+++ SOURCE MATERIAL

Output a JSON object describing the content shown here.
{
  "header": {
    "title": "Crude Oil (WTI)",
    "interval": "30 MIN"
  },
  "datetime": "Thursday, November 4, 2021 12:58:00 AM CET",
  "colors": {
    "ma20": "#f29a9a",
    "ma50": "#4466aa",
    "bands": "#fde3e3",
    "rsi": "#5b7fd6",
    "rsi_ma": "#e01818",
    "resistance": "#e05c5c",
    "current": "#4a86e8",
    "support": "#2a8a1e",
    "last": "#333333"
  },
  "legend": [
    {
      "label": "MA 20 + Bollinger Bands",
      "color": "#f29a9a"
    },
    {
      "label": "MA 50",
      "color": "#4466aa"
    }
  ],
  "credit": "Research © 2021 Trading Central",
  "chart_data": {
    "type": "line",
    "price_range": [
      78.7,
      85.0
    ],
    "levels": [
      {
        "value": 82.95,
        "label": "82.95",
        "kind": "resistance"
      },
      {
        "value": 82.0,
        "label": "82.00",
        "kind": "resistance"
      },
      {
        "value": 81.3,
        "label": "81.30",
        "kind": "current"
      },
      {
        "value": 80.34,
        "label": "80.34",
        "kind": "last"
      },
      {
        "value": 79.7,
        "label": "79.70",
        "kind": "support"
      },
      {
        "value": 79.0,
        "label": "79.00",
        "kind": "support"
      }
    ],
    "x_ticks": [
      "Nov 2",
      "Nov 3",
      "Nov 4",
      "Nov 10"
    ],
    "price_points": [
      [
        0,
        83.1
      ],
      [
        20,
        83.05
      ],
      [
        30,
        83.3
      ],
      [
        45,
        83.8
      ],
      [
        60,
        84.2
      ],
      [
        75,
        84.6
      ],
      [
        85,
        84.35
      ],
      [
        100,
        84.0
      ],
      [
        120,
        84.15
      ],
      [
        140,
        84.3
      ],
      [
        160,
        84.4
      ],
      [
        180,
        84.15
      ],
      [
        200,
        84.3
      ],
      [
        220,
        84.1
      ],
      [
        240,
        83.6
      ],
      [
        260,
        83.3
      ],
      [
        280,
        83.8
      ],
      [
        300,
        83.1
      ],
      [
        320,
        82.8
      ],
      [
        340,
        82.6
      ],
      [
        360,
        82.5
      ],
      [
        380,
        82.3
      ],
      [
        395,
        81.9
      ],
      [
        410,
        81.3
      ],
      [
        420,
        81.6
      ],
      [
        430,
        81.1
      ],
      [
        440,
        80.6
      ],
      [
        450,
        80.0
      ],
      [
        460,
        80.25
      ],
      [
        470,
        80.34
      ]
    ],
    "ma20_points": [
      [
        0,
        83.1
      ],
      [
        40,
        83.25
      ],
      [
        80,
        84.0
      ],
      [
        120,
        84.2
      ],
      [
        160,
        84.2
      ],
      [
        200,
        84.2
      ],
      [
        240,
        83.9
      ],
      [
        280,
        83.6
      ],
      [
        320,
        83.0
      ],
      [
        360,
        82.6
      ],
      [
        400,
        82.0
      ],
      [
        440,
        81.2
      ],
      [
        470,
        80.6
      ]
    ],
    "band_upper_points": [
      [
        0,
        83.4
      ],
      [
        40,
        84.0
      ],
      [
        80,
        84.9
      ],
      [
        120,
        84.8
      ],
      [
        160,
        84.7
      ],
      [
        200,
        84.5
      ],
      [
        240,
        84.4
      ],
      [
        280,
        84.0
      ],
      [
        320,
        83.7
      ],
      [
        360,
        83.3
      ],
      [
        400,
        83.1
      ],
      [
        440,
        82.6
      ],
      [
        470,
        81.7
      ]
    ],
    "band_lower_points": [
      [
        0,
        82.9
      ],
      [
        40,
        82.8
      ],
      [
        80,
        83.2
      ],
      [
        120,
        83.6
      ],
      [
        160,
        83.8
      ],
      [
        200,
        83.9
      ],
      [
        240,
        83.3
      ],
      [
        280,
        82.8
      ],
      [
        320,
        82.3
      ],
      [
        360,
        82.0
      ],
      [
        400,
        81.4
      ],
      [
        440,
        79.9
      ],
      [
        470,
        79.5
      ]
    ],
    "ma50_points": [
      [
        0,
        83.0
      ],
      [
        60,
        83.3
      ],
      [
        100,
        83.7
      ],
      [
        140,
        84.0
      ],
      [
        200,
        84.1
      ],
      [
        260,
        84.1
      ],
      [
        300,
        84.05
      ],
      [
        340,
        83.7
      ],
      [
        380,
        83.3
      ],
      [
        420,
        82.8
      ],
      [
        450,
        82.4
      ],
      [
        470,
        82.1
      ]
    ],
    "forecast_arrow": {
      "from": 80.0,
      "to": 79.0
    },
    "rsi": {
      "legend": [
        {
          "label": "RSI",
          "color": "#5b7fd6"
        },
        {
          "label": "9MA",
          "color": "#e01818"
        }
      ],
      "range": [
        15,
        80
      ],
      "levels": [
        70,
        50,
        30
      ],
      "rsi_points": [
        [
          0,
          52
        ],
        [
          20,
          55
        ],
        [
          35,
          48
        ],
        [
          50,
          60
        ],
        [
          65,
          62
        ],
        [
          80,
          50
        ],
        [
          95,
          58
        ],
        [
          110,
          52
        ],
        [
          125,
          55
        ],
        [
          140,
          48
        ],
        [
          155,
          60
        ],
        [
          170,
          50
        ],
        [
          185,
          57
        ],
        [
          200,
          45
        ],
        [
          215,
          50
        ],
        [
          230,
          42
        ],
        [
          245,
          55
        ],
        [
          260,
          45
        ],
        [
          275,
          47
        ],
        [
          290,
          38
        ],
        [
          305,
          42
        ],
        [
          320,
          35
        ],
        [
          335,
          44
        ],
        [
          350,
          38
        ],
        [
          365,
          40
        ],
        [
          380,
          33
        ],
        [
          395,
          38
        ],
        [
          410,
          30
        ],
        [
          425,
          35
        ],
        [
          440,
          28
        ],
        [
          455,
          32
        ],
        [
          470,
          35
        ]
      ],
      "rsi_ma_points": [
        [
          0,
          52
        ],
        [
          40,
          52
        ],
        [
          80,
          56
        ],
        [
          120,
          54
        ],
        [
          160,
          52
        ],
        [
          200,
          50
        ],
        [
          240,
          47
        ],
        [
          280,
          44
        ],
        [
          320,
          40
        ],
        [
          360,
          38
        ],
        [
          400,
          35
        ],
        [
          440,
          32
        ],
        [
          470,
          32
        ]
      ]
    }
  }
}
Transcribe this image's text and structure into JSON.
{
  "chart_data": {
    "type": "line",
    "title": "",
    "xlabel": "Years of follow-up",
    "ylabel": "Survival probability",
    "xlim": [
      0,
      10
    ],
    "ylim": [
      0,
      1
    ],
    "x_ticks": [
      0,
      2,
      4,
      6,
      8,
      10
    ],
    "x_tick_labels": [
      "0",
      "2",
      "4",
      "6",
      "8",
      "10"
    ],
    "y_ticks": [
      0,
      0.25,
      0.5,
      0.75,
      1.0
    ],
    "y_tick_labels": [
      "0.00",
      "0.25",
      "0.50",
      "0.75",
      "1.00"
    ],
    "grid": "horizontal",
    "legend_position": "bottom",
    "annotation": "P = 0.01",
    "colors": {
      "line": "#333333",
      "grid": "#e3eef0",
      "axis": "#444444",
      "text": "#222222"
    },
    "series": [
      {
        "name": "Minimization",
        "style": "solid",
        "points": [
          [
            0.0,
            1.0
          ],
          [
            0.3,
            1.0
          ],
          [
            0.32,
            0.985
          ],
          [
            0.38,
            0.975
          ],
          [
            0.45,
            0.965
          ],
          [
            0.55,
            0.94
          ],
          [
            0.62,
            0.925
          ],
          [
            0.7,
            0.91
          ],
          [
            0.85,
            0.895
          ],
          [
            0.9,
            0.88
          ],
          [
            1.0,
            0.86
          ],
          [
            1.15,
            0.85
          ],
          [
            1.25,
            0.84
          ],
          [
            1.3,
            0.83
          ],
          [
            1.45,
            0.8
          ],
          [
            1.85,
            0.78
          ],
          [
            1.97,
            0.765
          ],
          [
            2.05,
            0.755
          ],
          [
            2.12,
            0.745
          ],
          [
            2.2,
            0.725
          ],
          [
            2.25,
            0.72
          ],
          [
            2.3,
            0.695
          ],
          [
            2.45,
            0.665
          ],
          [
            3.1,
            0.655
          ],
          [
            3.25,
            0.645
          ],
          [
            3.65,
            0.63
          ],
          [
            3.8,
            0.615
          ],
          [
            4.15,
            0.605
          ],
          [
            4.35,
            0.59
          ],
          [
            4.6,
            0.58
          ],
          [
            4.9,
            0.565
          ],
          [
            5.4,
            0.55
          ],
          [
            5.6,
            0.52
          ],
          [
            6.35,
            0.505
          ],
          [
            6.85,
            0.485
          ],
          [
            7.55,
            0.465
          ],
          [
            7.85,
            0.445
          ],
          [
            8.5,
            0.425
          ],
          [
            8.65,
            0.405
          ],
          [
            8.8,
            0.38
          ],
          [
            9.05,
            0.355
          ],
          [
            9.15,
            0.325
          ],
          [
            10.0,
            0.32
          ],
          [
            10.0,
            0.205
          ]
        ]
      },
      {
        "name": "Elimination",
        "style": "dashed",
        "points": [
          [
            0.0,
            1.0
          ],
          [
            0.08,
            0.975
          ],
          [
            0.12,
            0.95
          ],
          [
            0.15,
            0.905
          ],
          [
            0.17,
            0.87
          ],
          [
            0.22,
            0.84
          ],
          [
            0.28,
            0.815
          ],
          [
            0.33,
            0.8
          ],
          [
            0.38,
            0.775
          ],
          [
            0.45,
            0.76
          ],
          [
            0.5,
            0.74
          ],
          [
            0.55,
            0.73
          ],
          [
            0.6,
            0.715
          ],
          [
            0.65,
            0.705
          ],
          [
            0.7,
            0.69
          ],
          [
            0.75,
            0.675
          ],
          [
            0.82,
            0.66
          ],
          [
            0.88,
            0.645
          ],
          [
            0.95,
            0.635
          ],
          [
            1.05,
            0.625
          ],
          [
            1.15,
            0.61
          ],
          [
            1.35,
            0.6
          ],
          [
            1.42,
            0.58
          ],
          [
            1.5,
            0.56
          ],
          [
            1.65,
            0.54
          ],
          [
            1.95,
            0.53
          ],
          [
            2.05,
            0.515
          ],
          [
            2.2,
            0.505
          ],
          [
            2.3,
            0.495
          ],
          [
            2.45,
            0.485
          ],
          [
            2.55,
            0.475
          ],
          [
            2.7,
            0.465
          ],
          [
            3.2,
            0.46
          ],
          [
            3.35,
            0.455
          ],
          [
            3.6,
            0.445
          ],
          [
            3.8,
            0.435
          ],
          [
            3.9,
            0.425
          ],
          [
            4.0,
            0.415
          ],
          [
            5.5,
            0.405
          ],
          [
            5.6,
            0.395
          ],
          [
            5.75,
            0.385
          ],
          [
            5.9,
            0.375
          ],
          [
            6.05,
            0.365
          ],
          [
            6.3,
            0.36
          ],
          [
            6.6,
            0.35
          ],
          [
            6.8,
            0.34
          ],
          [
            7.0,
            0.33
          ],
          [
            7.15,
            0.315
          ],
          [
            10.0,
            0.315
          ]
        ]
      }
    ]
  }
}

++++++

_WHAT YOU NEED TO DO_.
Find the lines that include the string "JSON", then copy each of them.

_RESPONSE TO THIS TASK_.
Output a JSON object describing the content shown here.
Transcribe this image's text and structure into JSON.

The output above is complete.